- Information provided:
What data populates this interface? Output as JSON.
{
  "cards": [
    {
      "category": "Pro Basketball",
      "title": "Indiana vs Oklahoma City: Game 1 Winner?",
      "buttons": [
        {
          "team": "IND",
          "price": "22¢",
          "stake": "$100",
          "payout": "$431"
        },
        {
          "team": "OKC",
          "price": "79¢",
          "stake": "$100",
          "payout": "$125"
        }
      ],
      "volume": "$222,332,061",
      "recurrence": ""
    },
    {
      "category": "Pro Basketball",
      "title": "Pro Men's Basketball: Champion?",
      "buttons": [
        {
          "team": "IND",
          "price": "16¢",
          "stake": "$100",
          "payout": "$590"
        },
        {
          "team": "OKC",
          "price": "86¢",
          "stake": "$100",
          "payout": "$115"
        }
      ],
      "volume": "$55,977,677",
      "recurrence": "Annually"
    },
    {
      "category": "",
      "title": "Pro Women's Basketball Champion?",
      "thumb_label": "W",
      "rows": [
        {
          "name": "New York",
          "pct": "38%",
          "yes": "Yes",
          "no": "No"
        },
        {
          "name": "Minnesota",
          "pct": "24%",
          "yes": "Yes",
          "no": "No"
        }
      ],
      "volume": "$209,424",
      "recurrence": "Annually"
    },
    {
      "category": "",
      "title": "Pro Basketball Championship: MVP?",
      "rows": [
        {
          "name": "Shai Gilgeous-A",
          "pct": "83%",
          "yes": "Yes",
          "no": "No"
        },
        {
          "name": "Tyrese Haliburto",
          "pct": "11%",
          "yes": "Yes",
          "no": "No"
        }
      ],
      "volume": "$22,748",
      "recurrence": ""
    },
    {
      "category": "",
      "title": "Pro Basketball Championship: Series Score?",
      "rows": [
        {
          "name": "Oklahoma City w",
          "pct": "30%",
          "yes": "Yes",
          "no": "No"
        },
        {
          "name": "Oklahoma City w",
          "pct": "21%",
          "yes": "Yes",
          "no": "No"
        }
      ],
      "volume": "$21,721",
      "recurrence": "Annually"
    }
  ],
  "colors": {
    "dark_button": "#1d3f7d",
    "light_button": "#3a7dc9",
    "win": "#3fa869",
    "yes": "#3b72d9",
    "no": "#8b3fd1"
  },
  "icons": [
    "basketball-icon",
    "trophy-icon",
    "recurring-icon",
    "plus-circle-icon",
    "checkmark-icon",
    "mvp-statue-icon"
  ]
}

* * *

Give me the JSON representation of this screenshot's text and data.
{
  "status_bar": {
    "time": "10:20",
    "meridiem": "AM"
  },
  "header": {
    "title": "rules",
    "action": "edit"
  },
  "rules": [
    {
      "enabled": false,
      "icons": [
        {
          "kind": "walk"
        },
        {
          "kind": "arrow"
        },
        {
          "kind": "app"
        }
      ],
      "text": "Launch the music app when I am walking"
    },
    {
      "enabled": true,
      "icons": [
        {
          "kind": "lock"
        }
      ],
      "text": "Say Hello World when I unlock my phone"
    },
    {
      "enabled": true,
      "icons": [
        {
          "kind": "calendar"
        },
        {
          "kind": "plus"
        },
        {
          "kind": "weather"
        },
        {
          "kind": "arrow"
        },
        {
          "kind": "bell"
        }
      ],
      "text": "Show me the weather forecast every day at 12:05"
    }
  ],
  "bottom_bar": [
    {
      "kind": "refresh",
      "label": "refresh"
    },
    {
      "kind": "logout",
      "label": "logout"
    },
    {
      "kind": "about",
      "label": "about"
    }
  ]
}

- The exercise: Go over the data above and copy every line that has the word "title" in it.

- Answer:
      "title": "Indiana vs Oklahoma City: Game 1 Winner?",
      "title": "Pro Men's Basketball: Champion?",
      "title": "Pro Women's Basketball Champion?",
      "title": "Pro Basketball Championship: MVP?",
      "title": "Pro Basketball Championship: Series Score?",
    "title": "rules",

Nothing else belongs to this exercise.